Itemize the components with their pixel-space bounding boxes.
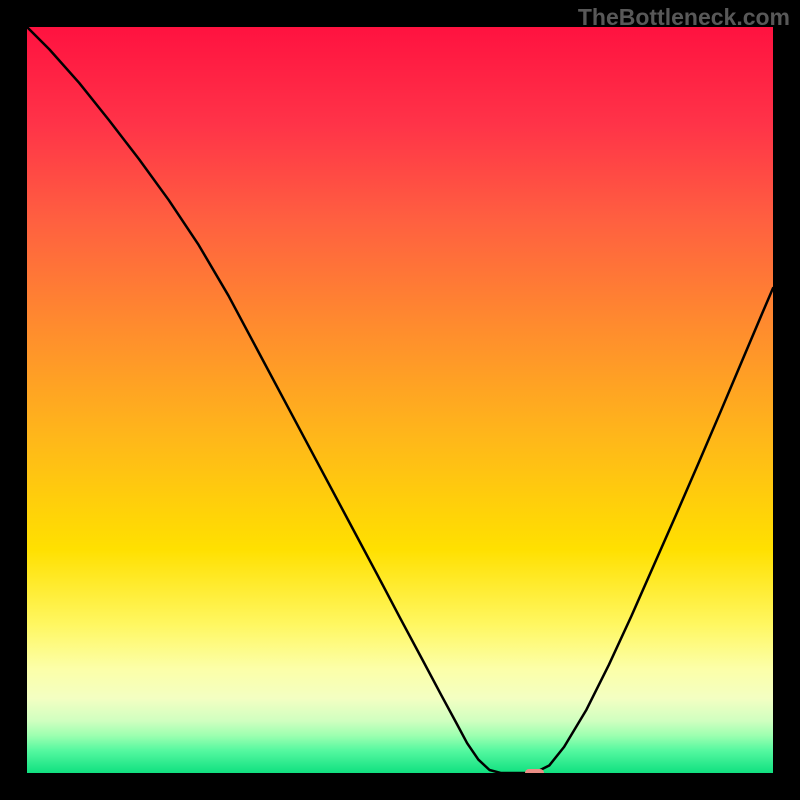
bottleneck-curve — [27, 27, 773, 773]
chart-container: TheBottleneck.com — [0, 0, 800, 800]
curve-layer — [27, 27, 773, 773]
watermark-text: TheBottleneck.com — [578, 4, 790, 31]
optimal-marker — [525, 769, 544, 773]
plot-area — [27, 27, 773, 773]
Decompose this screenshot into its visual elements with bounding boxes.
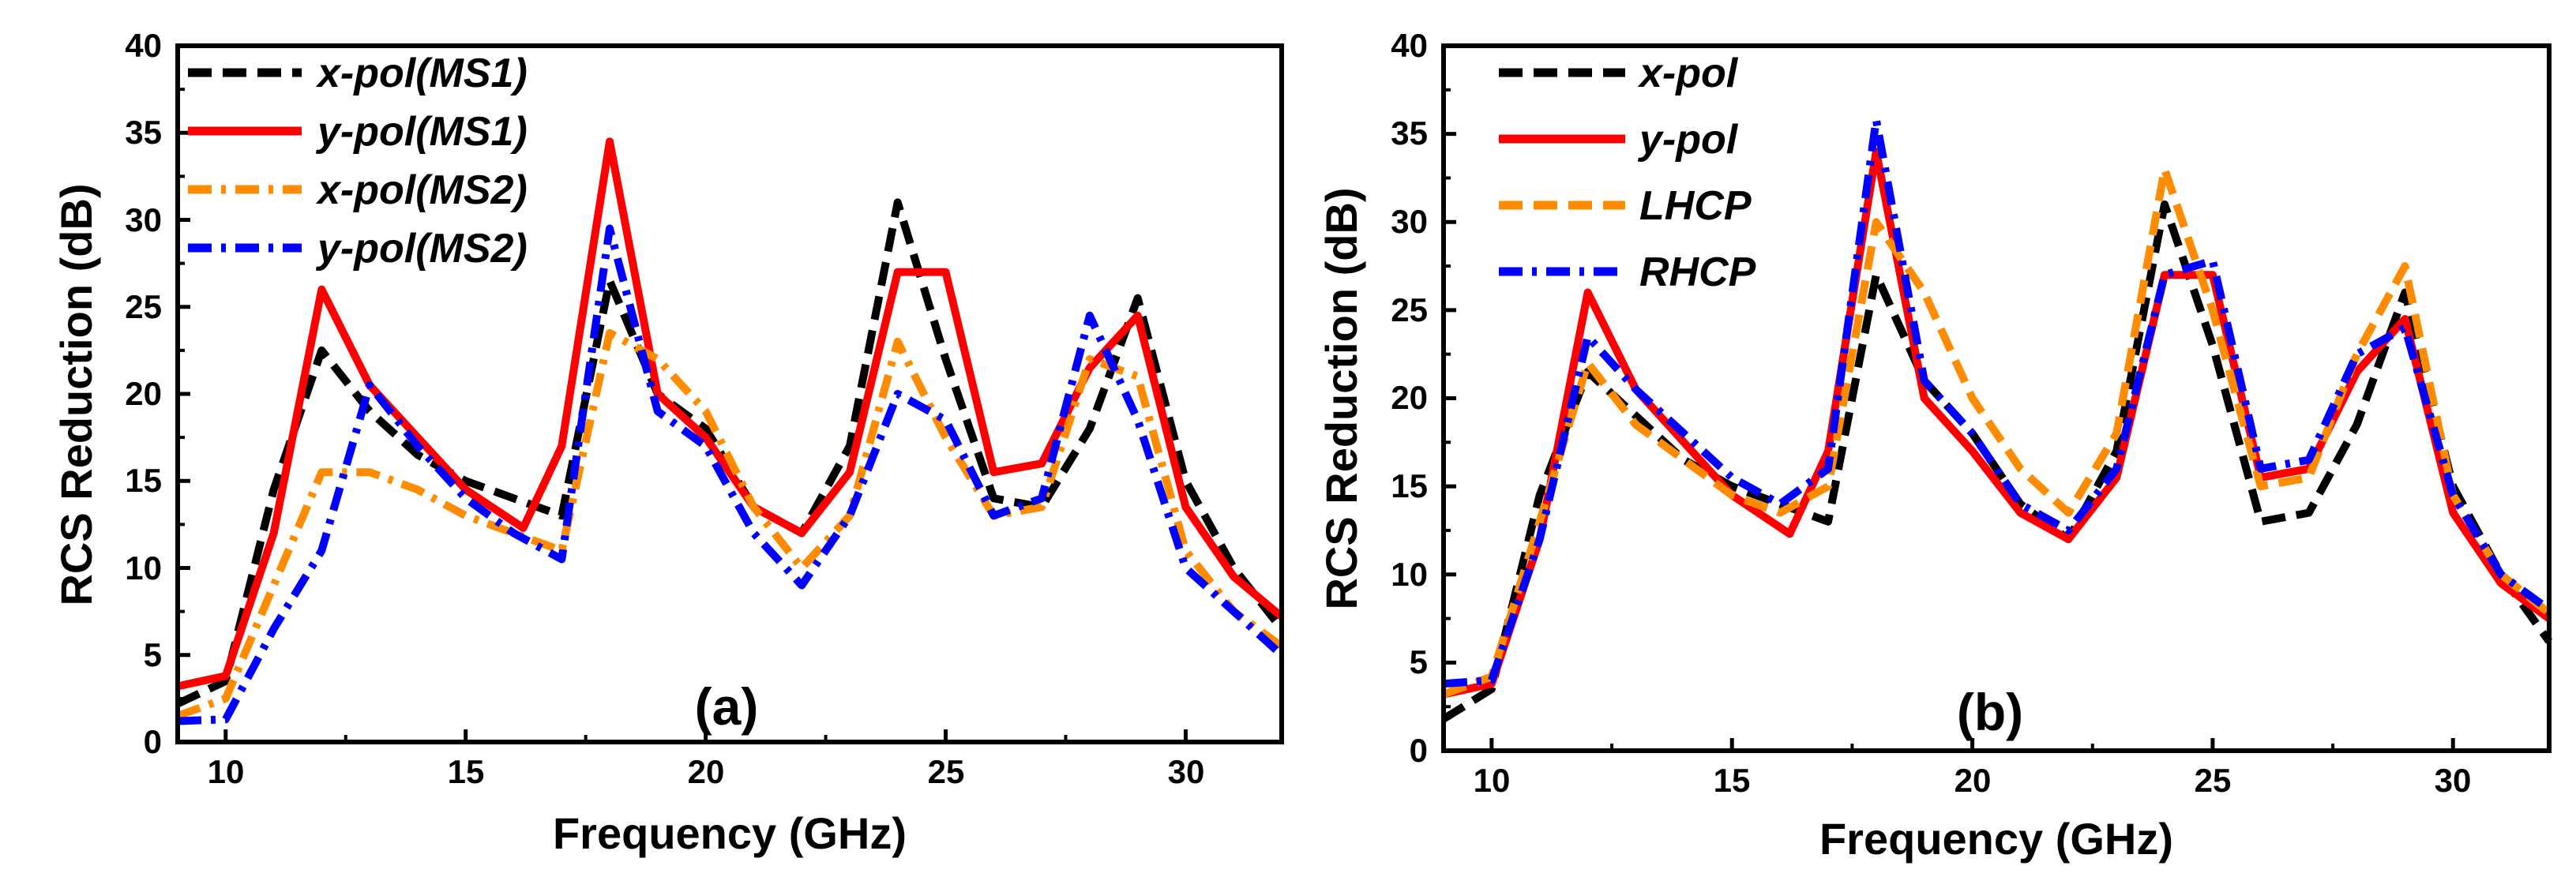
----
Your objective: Reproduce all of the entries above with the pictures omitted, substituting "bounding rectangles" for every occurrence of "bounding boxes" and leaving everything else unchanged.

Solution for this problem:
Itemize the components with their pixel-space bounding rectangles.
bottleneck-curve — [27, 27, 773, 773]
chart-container: TheBottleneck.com — [0, 0, 800, 800]
curve-layer — [27, 27, 773, 773]
watermark-text: TheBottleneck.com — [578, 4, 790, 31]
optimal-marker — [525, 769, 544, 773]
plot-area — [27, 27, 773, 773]
Decompose this screenshot into its visual elements with bounding rectangles.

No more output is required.